> [Given task]
Reproduce the records below exactly, leaving out any pictures.

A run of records
——————
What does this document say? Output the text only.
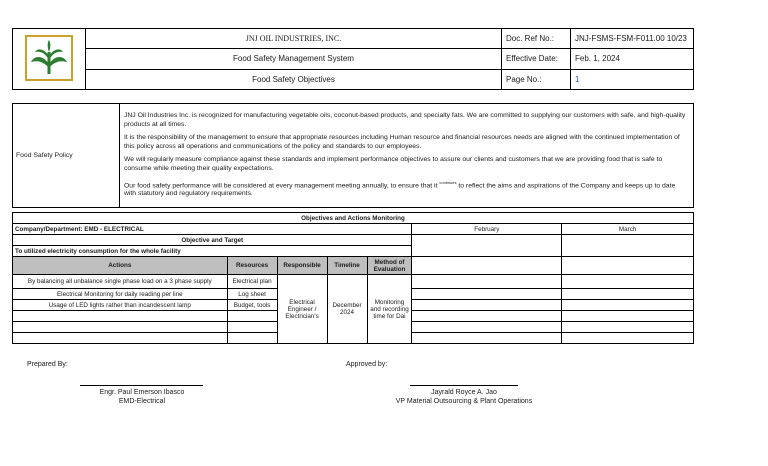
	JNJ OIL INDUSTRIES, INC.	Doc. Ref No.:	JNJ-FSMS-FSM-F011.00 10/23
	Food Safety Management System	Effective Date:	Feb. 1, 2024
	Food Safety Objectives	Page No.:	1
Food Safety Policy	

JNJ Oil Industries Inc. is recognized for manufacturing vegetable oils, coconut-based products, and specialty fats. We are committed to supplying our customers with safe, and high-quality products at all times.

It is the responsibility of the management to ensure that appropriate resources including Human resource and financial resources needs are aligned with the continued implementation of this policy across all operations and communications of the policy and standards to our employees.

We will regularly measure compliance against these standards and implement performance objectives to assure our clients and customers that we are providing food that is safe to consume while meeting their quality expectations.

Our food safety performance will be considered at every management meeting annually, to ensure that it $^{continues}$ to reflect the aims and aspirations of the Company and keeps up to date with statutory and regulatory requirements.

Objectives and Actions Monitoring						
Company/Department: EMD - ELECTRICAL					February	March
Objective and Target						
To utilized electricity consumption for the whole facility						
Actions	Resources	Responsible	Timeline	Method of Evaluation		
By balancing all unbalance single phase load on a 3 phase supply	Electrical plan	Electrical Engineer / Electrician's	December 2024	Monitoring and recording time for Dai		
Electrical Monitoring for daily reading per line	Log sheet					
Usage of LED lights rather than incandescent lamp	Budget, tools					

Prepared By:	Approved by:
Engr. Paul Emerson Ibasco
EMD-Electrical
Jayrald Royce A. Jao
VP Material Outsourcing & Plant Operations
——————
> [Output for this exercise]
What does this document say? Output the text only.
	JNJ OIL INDUSTRIES, INC.	Doc. Ref No.:	JNJ-FSMS-FSM-F011.00 10/23
	Food Safety Management System	Effective Date:	Feb. 1, 2024
	Food Safety Objectives	Page No.:	1
Food Safety Policy	

JNJ Oil Industries Inc. is recognized for manufacturing vegetable oils, coconut-based products, and specialty fats. We are committed to supplying our customers with safe, and high-quality products at all times.

It is the responsibility of the management to ensure that appropriate resources including Human resource and financial resources needs are aligned with the continued implementation of this policy across all operations and communications of the policy and standards to our employees.

We will regularly measure compliance against these standards and implement performance objectives to assure our clients and customers that we are providing food that is safe to consume while meeting their quality expectations.

Our food safety performance will be considered at every management meeting annually, to ensure that it $^{continues}$ to reflect the aims and aspirations of the Company and keeps up to date with statutory and regulatory requirements.

Objectives and Actions Monitoring						
Company/Department: EMD - ELECTRICAL					February	March
Objective and Target						
To utilized electricity consumption for the whole facility						
Actions	Resources	Responsible	Timeline	Method of Evaluation		
By balancing all unbalance single phase load on a 3 phase supply	Electrical plan	Electrical Engineer / Electrician's	December 2024	Monitoring and recording time for Dai		
Electrical Monitoring for daily reading per line	Log sheet					
Usage of LED lights rather than incandescent lamp	Budget, tools					

Prepared By:	Approved by:
Engr. Paul Emerson Ibasco
EMD-Electrical
Jayrald Royce A. Jao
VP Material Outsourcing & Plant Operations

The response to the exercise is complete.